Items listed in a dataset.

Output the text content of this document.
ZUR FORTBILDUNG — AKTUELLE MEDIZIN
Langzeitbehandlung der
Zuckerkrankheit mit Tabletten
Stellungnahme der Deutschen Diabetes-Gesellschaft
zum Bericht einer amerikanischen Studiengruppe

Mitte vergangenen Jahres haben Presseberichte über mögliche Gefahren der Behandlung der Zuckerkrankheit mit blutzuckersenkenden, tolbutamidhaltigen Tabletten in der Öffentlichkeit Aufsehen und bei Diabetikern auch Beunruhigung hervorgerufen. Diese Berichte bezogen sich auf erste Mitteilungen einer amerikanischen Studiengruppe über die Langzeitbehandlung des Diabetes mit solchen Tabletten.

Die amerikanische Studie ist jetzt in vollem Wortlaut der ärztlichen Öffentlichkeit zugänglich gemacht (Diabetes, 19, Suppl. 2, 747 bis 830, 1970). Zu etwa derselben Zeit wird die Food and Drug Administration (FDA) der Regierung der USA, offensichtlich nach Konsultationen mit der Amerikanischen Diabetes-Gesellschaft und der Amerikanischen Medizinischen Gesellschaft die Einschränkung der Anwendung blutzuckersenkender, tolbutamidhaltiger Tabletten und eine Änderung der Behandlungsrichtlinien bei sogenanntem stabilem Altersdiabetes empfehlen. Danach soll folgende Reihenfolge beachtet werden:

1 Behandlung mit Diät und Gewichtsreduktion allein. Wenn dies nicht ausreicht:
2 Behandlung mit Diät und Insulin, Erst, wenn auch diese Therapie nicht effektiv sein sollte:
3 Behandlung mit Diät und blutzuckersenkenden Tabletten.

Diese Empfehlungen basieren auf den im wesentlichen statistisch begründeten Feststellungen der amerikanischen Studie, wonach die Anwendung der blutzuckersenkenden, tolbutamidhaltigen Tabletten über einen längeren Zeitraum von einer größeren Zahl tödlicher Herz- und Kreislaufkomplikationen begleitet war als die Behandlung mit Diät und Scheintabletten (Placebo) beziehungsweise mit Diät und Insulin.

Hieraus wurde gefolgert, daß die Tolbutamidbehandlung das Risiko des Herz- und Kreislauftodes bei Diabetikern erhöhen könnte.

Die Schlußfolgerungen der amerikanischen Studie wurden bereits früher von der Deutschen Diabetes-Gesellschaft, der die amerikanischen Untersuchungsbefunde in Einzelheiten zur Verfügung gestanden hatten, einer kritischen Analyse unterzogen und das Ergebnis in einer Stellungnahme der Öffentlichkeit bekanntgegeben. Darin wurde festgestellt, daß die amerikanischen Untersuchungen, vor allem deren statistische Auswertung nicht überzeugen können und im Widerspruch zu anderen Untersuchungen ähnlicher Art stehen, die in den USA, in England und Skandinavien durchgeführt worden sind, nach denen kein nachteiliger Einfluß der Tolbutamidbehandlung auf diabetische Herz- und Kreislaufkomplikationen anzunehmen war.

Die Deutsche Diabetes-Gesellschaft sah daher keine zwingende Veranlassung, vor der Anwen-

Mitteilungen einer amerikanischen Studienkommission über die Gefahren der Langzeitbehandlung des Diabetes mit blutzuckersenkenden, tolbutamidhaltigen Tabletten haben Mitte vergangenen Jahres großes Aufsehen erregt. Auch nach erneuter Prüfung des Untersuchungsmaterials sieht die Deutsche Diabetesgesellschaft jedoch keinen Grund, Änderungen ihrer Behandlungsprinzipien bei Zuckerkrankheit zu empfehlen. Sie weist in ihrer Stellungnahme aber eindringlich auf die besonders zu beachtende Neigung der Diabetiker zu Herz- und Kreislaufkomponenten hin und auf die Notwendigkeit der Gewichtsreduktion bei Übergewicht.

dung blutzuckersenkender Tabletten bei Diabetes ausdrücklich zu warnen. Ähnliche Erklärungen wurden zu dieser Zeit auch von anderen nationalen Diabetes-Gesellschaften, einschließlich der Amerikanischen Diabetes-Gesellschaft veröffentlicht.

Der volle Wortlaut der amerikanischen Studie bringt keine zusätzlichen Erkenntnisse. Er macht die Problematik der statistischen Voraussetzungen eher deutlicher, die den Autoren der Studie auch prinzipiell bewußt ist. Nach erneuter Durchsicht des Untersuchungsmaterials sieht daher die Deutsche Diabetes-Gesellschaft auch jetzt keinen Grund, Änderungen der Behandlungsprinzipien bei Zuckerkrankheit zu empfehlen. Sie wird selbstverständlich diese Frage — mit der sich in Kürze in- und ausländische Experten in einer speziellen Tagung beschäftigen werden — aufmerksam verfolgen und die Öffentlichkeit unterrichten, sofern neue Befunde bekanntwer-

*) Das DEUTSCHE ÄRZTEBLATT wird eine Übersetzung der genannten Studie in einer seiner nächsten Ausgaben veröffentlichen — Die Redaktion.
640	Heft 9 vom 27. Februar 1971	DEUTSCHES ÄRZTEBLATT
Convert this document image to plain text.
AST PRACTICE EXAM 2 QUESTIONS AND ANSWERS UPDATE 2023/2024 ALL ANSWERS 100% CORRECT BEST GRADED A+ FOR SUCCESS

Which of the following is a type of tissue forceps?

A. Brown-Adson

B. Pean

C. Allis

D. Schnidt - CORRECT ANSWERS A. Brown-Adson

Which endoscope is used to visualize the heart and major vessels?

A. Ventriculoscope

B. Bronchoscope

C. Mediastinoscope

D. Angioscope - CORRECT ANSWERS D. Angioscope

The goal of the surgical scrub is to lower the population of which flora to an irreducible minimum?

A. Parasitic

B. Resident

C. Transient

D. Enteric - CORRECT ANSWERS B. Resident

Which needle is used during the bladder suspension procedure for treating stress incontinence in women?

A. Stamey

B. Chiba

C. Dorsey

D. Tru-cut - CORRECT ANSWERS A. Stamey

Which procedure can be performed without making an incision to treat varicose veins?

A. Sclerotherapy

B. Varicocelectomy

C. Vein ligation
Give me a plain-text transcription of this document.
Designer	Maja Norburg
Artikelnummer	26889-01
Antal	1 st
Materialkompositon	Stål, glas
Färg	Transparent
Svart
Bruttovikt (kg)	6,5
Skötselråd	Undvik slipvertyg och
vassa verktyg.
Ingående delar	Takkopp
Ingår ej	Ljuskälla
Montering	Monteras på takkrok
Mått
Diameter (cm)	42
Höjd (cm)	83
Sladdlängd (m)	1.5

Work instructions. Starting at the line with "Give me a plain-text", copy every line up to and including the last one in the entries above.

Solution to this exercise.
Give me a plain-text transcription of this document.
Designer	Maja Norburg
Artikelnummer	26889-01
Antal	1 st
Materialkompositon	Stål, glas
Färg	Transparent
Svart
Bruttovikt (kg)	6,5
Skötselråd	Undvik slipvertyg och
vassa verktyg.
Ingående delar	Takkopp
Ingår ej	Ljuskälla
Montering	Monteras på takkrok
Mått
Diameter (cm)	42
Höjd (cm)	83
Sladdlängd (m)	1.5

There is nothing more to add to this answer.